_演習の目的_: 生成AIとイラストレーターの未来を扱った文章にある一文「しかし技術が急に飛躍したかのような表現には違和感があります。」を英語に訳す。

_提供文章_:
生成AIがもたらすイラストレーターの未来

AI(人工知能)

絵を描く友人からよく尋ねられるので、エンジニアの視点で展望をまとめました。絵に限らず画像生成で初めてAIに興味を持ったクリエイターのお役に立つと思います。

結論を一言でまとめると、対応も心構えも必要ですが、職業自体を悲観する必要はないですよという事がこの記事の趣旨になります。

記事の筆者は、AIを中心とした技術情報の収集がライフワークです。かつてはAI関連の情報を調べても、難解あるいはシンプルすぎる数式のみでした。少し前までそうでしたが。

生成AIが急速に進化したと言われる事について

人工知能による画像生成が一般の利用者にも使えるレベルになったことが衝撃を持って迎えられ、これまで興味がなかった広範囲の企業や、主に絵を描く方がAIの進歩を意識するようになりました。

しかし技術が急に飛躍したかのような表現には違和感があります。

AI自体は十年単位で少しずつ進歩している途中です。画像生成AIの流行は、一般が求める必要水準ラインを一つまたいだことが驚きを持って迎えられたという事に尽きます。

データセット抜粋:
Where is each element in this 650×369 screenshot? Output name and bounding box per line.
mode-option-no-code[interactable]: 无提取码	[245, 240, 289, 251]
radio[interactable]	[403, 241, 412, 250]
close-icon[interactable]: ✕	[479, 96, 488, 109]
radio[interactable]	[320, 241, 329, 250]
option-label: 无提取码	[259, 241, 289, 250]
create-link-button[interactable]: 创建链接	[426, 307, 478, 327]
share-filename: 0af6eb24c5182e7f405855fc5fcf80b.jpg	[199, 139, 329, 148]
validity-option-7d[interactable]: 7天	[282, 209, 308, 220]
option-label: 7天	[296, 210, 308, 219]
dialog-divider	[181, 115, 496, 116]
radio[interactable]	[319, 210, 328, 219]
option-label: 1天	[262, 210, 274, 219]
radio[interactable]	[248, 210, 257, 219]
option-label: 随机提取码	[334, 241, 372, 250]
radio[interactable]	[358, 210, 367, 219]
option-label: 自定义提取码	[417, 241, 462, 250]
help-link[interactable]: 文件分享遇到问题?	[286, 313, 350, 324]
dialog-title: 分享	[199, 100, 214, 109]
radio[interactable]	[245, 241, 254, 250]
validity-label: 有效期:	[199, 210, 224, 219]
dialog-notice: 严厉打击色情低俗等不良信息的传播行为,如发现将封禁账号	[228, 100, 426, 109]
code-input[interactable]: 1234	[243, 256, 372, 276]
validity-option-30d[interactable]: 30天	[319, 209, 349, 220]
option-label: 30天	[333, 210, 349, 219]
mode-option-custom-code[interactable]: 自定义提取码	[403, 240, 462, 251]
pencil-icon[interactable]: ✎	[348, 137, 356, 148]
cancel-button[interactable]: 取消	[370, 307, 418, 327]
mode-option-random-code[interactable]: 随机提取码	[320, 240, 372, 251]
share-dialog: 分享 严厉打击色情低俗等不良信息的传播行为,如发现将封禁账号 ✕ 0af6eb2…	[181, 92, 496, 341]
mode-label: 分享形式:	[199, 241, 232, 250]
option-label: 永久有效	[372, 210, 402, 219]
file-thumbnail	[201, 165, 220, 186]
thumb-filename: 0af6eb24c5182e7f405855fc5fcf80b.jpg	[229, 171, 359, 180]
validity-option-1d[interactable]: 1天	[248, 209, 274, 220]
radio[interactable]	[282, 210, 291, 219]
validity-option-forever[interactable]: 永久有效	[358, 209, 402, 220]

_想定解答_: However, I feel something is off about expressions that make it sound as if the technology took a sudden leap.